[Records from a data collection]

########################################

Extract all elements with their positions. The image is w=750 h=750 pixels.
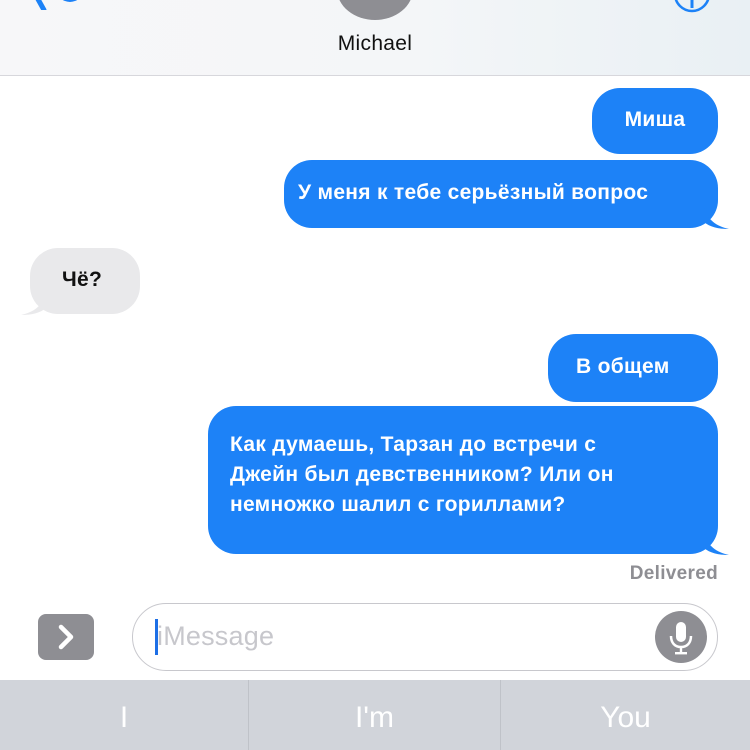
predictive-text-bar: I I'm You <box>0 680 750 750</box>
message-text: Чё? <box>62 268 103 291</box>
message-text: В общем <box>576 355 670 378</box>
messages-screen: Michael Миша У меня к тебе серьёзный воп… <box>0 0 750 750</box>
message-bubble-outgoing[interactable]: В общем <box>548 334 718 402</box>
back-chevron-icon[interactable] <box>30 0 90 10</box>
contact-name[interactable]: Michael <box>0 32 750 56</box>
message-text-line: Джейн был девственником? Или он <box>230 463 614 486</box>
bubble-tail-icon <box>21 294 46 315</box>
bubble-tail-icon <box>704 534 729 555</box>
message-input-placeholder: iMessage <box>157 621 275 651</box>
predictive-suggestion[interactable]: I'm <box>249 680 500 750</box>
predictive-suggestion[interactable]: You <box>501 680 750 750</box>
message-bubble-outgoing[interactable]: У меня к тебе серьёзный вопрос <box>284 160 718 228</box>
message-bubble-outgoing[interactable]: Миша <box>592 88 718 154</box>
message-input[interactable]: iMessage <box>132 603 718 671</box>
message-thread: Миша У меня к тебе серьёзный вопрос Чё? … <box>0 76 750 606</box>
bubble-tail-icon <box>704 208 729 229</box>
chevron-right-icon <box>58 624 74 650</box>
message-text: У меня к тебе серьёзный вопрос <box>298 181 649 204</box>
predictive-suggestion[interactable]: I <box>0 680 248 750</box>
conversation-header: Michael <box>0 0 750 76</box>
message-text-line: Как думаешь, Тарзан до встречи с <box>230 433 597 456</box>
info-icon[interactable] <box>672 0 712 14</box>
message-bubble-outgoing[interactable]: Как думаешь, Тарзан до встречи с Джейн б… <box>208 406 718 554</box>
message-text-line: немножко шалил с гориллами? <box>230 493 566 516</box>
message-text: Миша <box>624 108 686 131</box>
message-bubble-incoming[interactable]: Чё? <box>30 248 140 314</box>
delivery-status: Delivered <box>629 563 718 584</box>
apps-button[interactable] <box>38 614 94 660</box>
microphone-icon <box>669 622 693 655</box>
microphone-button[interactable] <box>655 611 707 663</box>
avatar[interactable] <box>337 0 413 20</box>
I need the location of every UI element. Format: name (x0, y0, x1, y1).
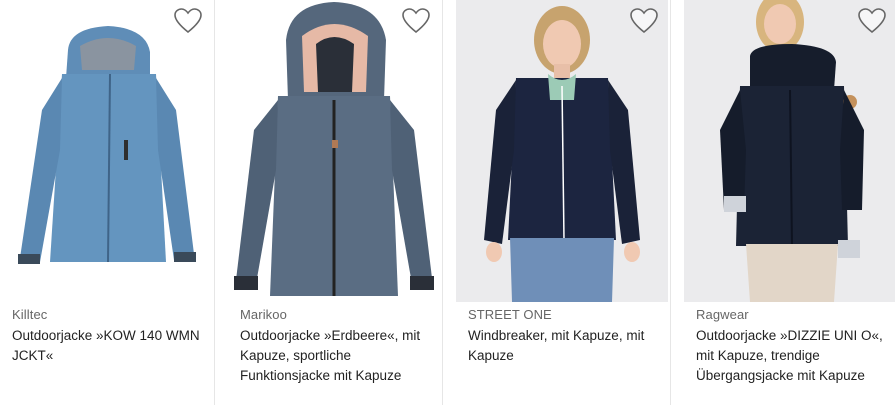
divider (214, 0, 215, 405)
product-image[interactable] (228, 0, 440, 302)
product-image[interactable] (684, 0, 895, 302)
product-title[interactable]: Windbreaker, mit Kapuze, mit Kapuze (468, 326, 664, 366)
product-grid: Killtec Outdoorjacke »KOW 140 WMN JCKT« (0, 0, 895, 405)
wishlist-heart-icon[interactable] (858, 8, 886, 34)
product-image[interactable] (456, 0, 668, 302)
product-card[interactable]: STREET ONE Windbreaker, mit Kapuze, mit … (456, 0, 668, 405)
wishlist-heart-icon[interactable] (630, 8, 658, 34)
product-title[interactable]: Outdoorjacke »Erdbeere«, mit Kapuze, spo… (240, 326, 436, 386)
product-brand[interactable]: Marikoo (240, 307, 287, 322)
product-card[interactable]: Killtec Outdoorjacke »KOW 140 WMN JCKT« (0, 0, 212, 405)
wishlist-heart-icon[interactable] (402, 8, 430, 34)
divider (442, 0, 443, 405)
product-card[interactable]: Marikoo Outdoorjacke »Erdbeere«, mit Kap… (228, 0, 440, 405)
wishlist-heart-icon[interactable] (174, 8, 202, 34)
product-title[interactable]: Outdoorjacke »DIZZIE UNI O«, mit Kapuze,… (696, 326, 892, 386)
divider (670, 0, 671, 405)
product-image[interactable] (0, 0, 212, 302)
product-card[interactable]: Ragwear Outdoorjacke »DIZZIE UNI O«, mit… (684, 0, 895, 405)
product-brand[interactable]: Killtec (12, 307, 47, 322)
product-brand[interactable]: STREET ONE (468, 307, 552, 322)
product-title[interactable]: Outdoorjacke »KOW 140 WMN JCKT« (12, 326, 208, 366)
product-brand[interactable]: Ragwear (696, 307, 749, 322)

########################################

WHAT IS EXPECTED:
Tally the lines of the records that contain the string "image", with case counting, and give only the number.

CORRECT RESULT:
5